── RECORDS FOR PROCESSING

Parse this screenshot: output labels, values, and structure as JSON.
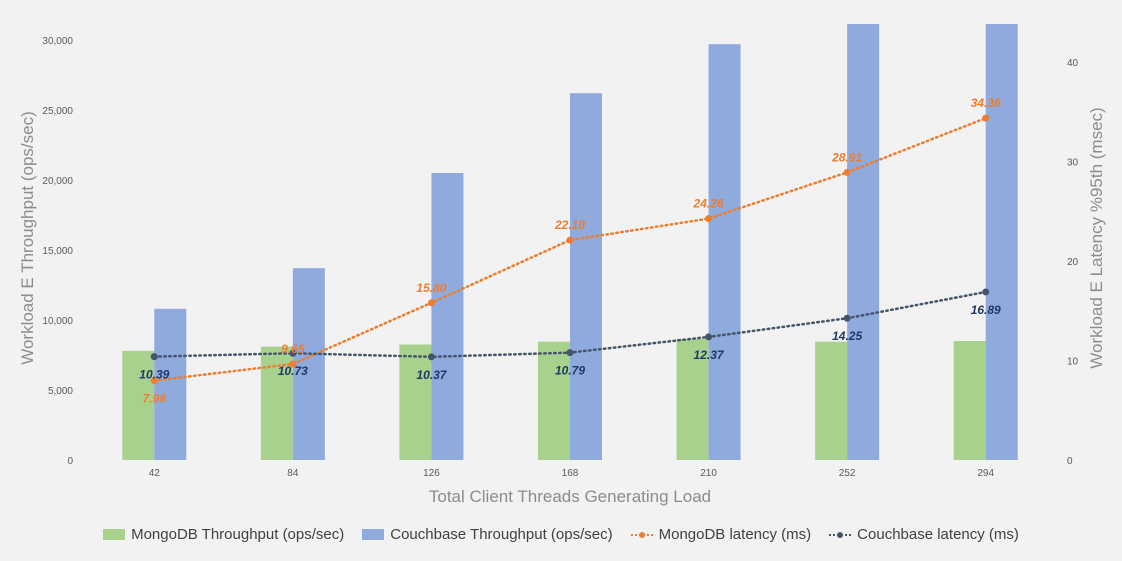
{
  "chart_data": {
    "type": "bar",
    "categories": [
      "42",
      "84",
      "126",
      "168",
      "210",
      "252",
      "294"
    ],
    "xlabel": "Total Client Threads Generating Load",
    "ylabel": "Workload E Throughput (ops/sec)",
    "y2label": "Workload E Latency %95th (msec)",
    "ylim": [
      0,
      30000
    ],
    "y2lim": [
      0,
      40
    ],
    "yticks": [
      "0",
      "5,000",
      "10,000",
      "15,000",
      "20,000",
      "25,000",
      "30,000"
    ],
    "y2ticks": [
      "0",
      "10",
      "20",
      "30",
      "40"
    ],
    "grid": false,
    "legend_position": "bottom",
    "series": [
      {
        "name": "MongoDB Throughput  (ops/sec)",
        "type": "bar",
        "axis": "left",
        "color": "#a9d18e",
        "values": [
          7800,
          8100,
          8250,
          8450,
          8650,
          8450,
          8500
        ]
      },
      {
        "name": "Couchbase Throughput  (ops/sec)",
        "type": "bar",
        "axis": "left",
        "color": "#8faadc",
        "values": [
          10800,
          13700,
          20500,
          26200,
          29700,
          31200,
          31200
        ]
      },
      {
        "name": "MongoDB latency (ms)",
        "type": "line",
        "axis": "right",
        "color": "#ed7d31",
        "values": [
          7.98,
          9.65,
          15.8,
          22.1,
          24.26,
          28.91,
          34.36
        ],
        "labels": [
          "7.98",
          "9.65",
          "15.80",
          "22.10",
          "24.26",
          "28.91",
          "34.36"
        ]
      },
      {
        "name": "Couchbase latency (ms)",
        "type": "line",
        "axis": "right",
        "color": "#44546a",
        "values": [
          10.39,
          10.73,
          10.37,
          10.79,
          12.37,
          14.25,
          16.89
        ],
        "labels": [
          "10.39",
          "10.73",
          "10.37",
          "10.79",
          "12.37",
          "14.25",
          "16.89"
        ]
      }
    ]
  }
}
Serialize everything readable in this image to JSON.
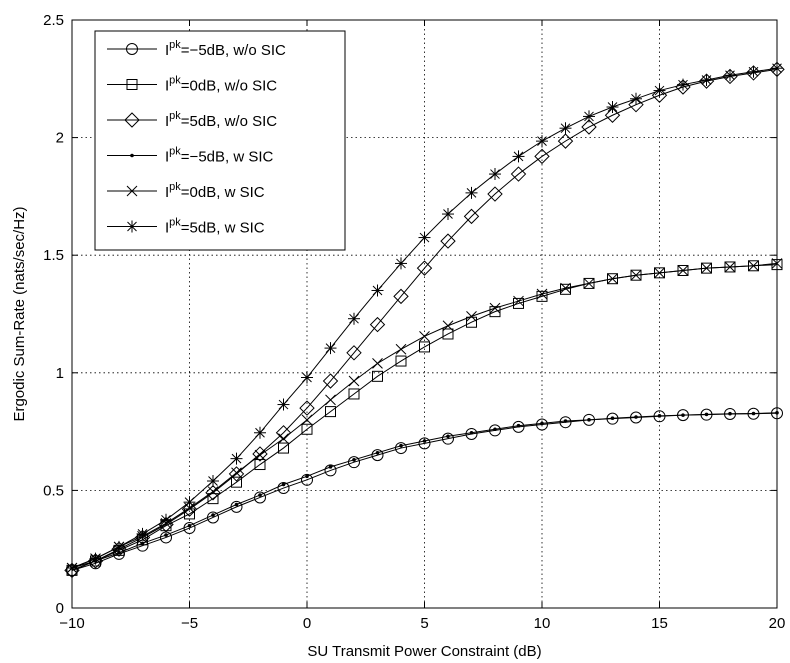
{
  "chart_data": {
    "type": "line",
    "xlabel": "SU Transmit Power Constraint (dB)",
    "ylabel": "Ergodic Sum-Rate (nats/sec/Hz)",
    "xlim": [
      -10,
      20
    ],
    "ylim": [
      0,
      2.5
    ],
    "xticks": [
      "−10",
      "−5",
      "0",
      "5",
      "10",
      "15",
      "20"
    ],
    "yticks": [
      "0",
      "0.5",
      "1",
      "1.5",
      "2",
      "2.5"
    ],
    "grid": true,
    "legend_position": "top-left",
    "x": [
      -10,
      -9,
      -8,
      -7,
      -6,
      -5,
      -4,
      -3,
      -2,
      -1,
      0,
      1,
      2,
      3,
      4,
      5,
      6,
      7,
      8,
      9,
      10,
      11,
      12,
      13,
      14,
      15,
      16,
      17,
      18,
      19,
      20
    ],
    "series": [
      {
        "legend_base": "I",
        "legend_sup": "pk",
        "legend_rest": "=−5dB, w/o SIC",
        "marker": "circle",
        "values": [
          0.16,
          0.19,
          0.23,
          0.265,
          0.3,
          0.34,
          0.385,
          0.43,
          0.47,
          0.51,
          0.545,
          0.585,
          0.62,
          0.65,
          0.68,
          0.7,
          0.72,
          0.74,
          0.755,
          0.77,
          0.78,
          0.79,
          0.8,
          0.805,
          0.81,
          0.815,
          0.82,
          0.822,
          0.825,
          0.826,
          0.828
        ]
      },
      {
        "legend_base": "I",
        "legend_sup": "pk",
        "legend_rest": "=0dB, w/o SIC",
        "marker": "square",
        "values": [
          0.16,
          0.2,
          0.245,
          0.29,
          0.35,
          0.4,
          0.465,
          0.535,
          0.61,
          0.68,
          0.76,
          0.835,
          0.91,
          0.985,
          1.05,
          1.11,
          1.165,
          1.215,
          1.26,
          1.295,
          1.325,
          1.355,
          1.38,
          1.4,
          1.415,
          1.425,
          1.435,
          1.445,
          1.45,
          1.455,
          1.46
        ]
      },
      {
        "legend_base": "I",
        "legend_sup": "pk",
        "legend_rest": "=5dB, w/o SIC",
        "marker": "diamond",
        "values": [
          0.16,
          0.2,
          0.25,
          0.3,
          0.355,
          0.42,
          0.49,
          0.57,
          0.655,
          0.745,
          0.85,
          0.965,
          1.085,
          1.205,
          1.325,
          1.445,
          1.56,
          1.665,
          1.76,
          1.845,
          1.92,
          1.985,
          2.045,
          2.095,
          2.14,
          2.18,
          2.215,
          2.24,
          2.26,
          2.275,
          2.29
        ]
      },
      {
        "legend_base": "I",
        "legend_sup": "pk",
        "legend_rest": "=−5dB, w SIC",
        "marker": "dot",
        "values": [
          0.17,
          0.2,
          0.235,
          0.275,
          0.31,
          0.35,
          0.395,
          0.44,
          0.48,
          0.525,
          0.56,
          0.6,
          0.63,
          0.66,
          0.69,
          0.71,
          0.73,
          0.745,
          0.76,
          0.775,
          0.785,
          0.795,
          0.8,
          0.807,
          0.812,
          0.817,
          0.82,
          0.823,
          0.826,
          0.827,
          0.83
        ]
      },
      {
        "legend_base": "I",
        "legend_sup": "pk",
        "legend_rest": "=0dB, w SIC",
        "marker": "x",
        "values": [
          0.17,
          0.21,
          0.26,
          0.305,
          0.36,
          0.425,
          0.495,
          0.575,
          0.65,
          0.72,
          0.8,
          0.885,
          0.965,
          1.04,
          1.1,
          1.155,
          1.2,
          1.24,
          1.275,
          1.305,
          1.335,
          1.36,
          1.38,
          1.4,
          1.415,
          1.425,
          1.435,
          1.445,
          1.45,
          1.455,
          1.465
        ]
      },
      {
        "legend_base": "I",
        "legend_sup": "pk",
        "legend_rest": "=5dB, w SIC",
        "marker": "star",
        "values": [
          0.17,
          0.21,
          0.26,
          0.315,
          0.375,
          0.45,
          0.54,
          0.635,
          0.745,
          0.865,
          0.98,
          1.105,
          1.23,
          1.35,
          1.465,
          1.575,
          1.675,
          1.765,
          1.845,
          1.92,
          1.985,
          2.04,
          2.09,
          2.13,
          2.165,
          2.2,
          2.225,
          2.245,
          2.265,
          2.28,
          2.295
        ]
      }
    ]
  }
}
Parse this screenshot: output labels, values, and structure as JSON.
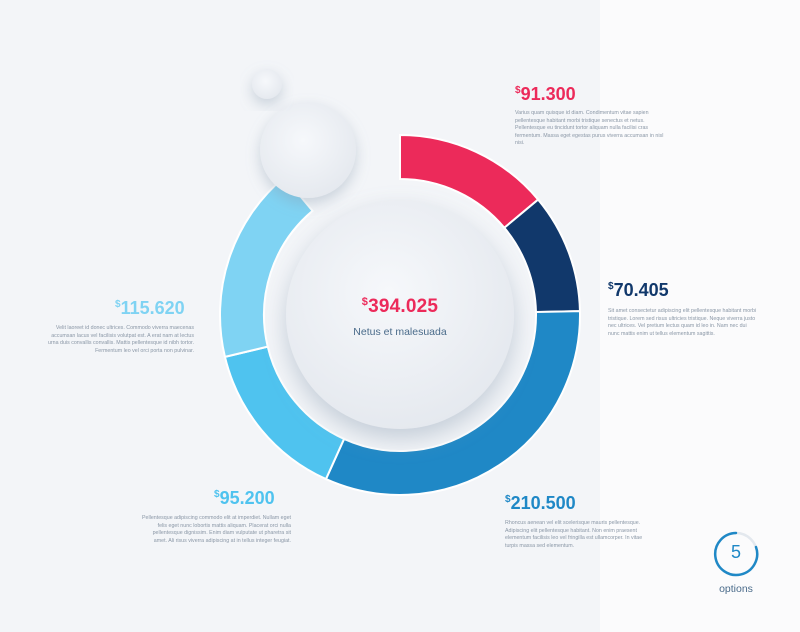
{
  "chart_data": {
    "type": "pie",
    "style": "donut",
    "segments": [
      {
        "label": "$91.300",
        "value": 91300,
        "color": "#ec2a5a"
      },
      {
        "label": "$70.405",
        "value": 70405,
        "color": "#11386b"
      },
      {
        "label": "$210.500",
        "value": 210500,
        "color": "#1f88c6"
      },
      {
        "label": "$95.200",
        "value": 95200,
        "color": "#4fc3ef"
      },
      {
        "label": "$115.620",
        "value": 115620,
        "color": "#7fd3f3"
      }
    ]
  },
  "center": {
    "currency": "$",
    "value": "394.025",
    "label": "Netus et malesuada"
  },
  "callouts": [
    {
      "currency": "$",
      "value": "91.300",
      "color": "#ec2a5a",
      "text": "Varius quam quisque id diam. Condimentum vitae sapien pellentesque habitant morbi tristique senectus et netus. Pellentesque eu tincidunt tortor aliquam nulla facilisi cras fermentum. Massa eget egestas purus viverra accumsan in nisl nisi."
    },
    {
      "currency": "$",
      "value": "70.405",
      "color": "#11386b",
      "text": "Sit amet consectetur adipiscing elit pellentesque habitant morbi tristique. Lorem sed risus ultricies tristique. Neque viverra justo nec ultrices. Vel pretium lectus quam id leo in. Nam nec dui nunc mattis enim ut tellus elementum sagittis."
    },
    {
      "currency": "$",
      "value": "210.500",
      "color": "#1f88c6",
      "text": "Rhoncus aenean vel elit scelerisque mauris pellentesque. Adipiscing elit pellentesque habitant. Non enim praesent elementum facilisis leo vel fringilla est ullamcorper. In vitae turpis massa sed elementum."
    },
    {
      "currency": "$",
      "value": "95.200",
      "color": "#4fc3ef",
      "text": "Pellentesque adipiscing commodo elit at imperdiet. Nullam eget felis eget nunc lobortis mattis aliquam. Placerat orci nulla pellentesque dignissim. Enim diam vulputate ut pharetra sit amet. Ali risus viverra adipiscing at in tellus integer feugiat."
    },
    {
      "currency": "$",
      "value": "115.620",
      "color": "#7fd3f3",
      "text": "Velit laoreet id donec ultrices. Commodo viverra maecenas accumsan lacus vel facilisis volutpat est. A erat nam at lectus urna duis convallis convallis. Mattis pellentesque id nibh tortor. Fermentum leo vel orci porta non pulvinar."
    }
  ],
  "options": {
    "count": "5",
    "label": "options"
  }
}
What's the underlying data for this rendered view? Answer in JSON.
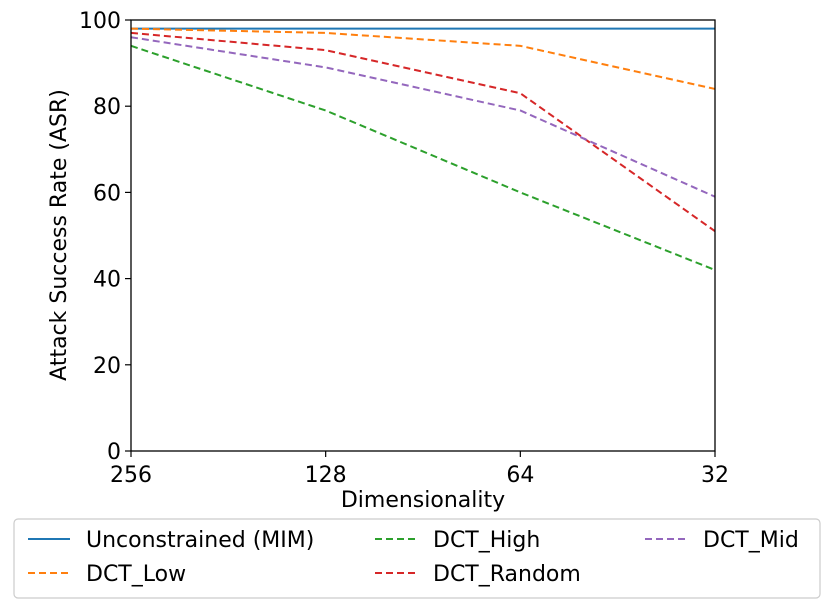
{
  "chart_data": {
    "type": "line",
    "title": "",
    "xlabel": "Dimensionality",
    "ylabel": "Attack Success Rate (ASR)",
    "x": [
      "256",
      "128",
      "64",
      "32"
    ],
    "ylim": [
      0,
      100
    ],
    "yticks": [
      "0",
      "20",
      "40",
      "60",
      "80",
      "100"
    ],
    "legend_position": "bottom",
    "grid": false,
    "series": [
      {
        "name": "Unconstrained (MIM)",
        "color": "#1f77b4",
        "style": "solid",
        "values": [
          98,
          98,
          98,
          98
        ]
      },
      {
        "name": "DCT_Low",
        "color": "#ff7f0e",
        "style": "dashed",
        "values": [
          98,
          97,
          94,
          84
        ]
      },
      {
        "name": "DCT_High",
        "color": "#2ca02c",
        "style": "dashed",
        "values": [
          94,
          79,
          60,
          42
        ]
      },
      {
        "name": "DCT_Random",
        "color": "#d62728",
        "style": "dashed",
        "values": [
          97,
          93,
          83,
          51
        ]
      },
      {
        "name": "DCT_Mid",
        "color": "#9467bd",
        "style": "dashed",
        "values": [
          96,
          89,
          79,
          59
        ]
      }
    ]
  }
}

────

### INSTRUCTIONS FOR THE TASK
Select all lines with the word "text" from the entries above.

### THE RESULT
      "text": "Varius quam quisque id diam. Condimentum vitae sapien pellentesque habitant morbi tristique senectus et netus. Pellentesque eu tincidunt tortor aliquam nulla facilisi cras fermentum. Massa eget egestas purus viverra accumsan in nisl nisi."
      "text": "Sit amet consectetur adipiscing elit pellentesque habitant morbi tristique. Lorem sed risus ultricies tristique. Neque viverra justo nec ultrices. Vel pretium lectus quam id leo in. Nam nec dui nunc mattis enim ut tellus elementum sagittis."
      "text": "Rhoncus aenean vel elit scelerisque mauris pellentesque. Adipiscing elit pellentesque habitant. Non enim praesent elementum facilisis leo vel fringilla est ullamcorper. In vitae turpis massa sed elementum."
      "text": "Pellentesque adipiscing commodo elit at imperdiet. Nullam eget felis eget nunc lobortis mattis aliquam. Placerat orci nulla pellentesque dignissim. Enim diam vulputate ut pharetra sit amet. Ali risus viverra adipiscing at in tellus integer feugiat."
      "text": "Velit laoreet id donec ultrices. Commodo viverra maecenas accumsan lacus vel facilisis volutpat est. A erat nam at lectus urna duis convallis convallis. Mattis pellentesque id nibh tortor. Fermentum leo vel orci porta non pulvinar."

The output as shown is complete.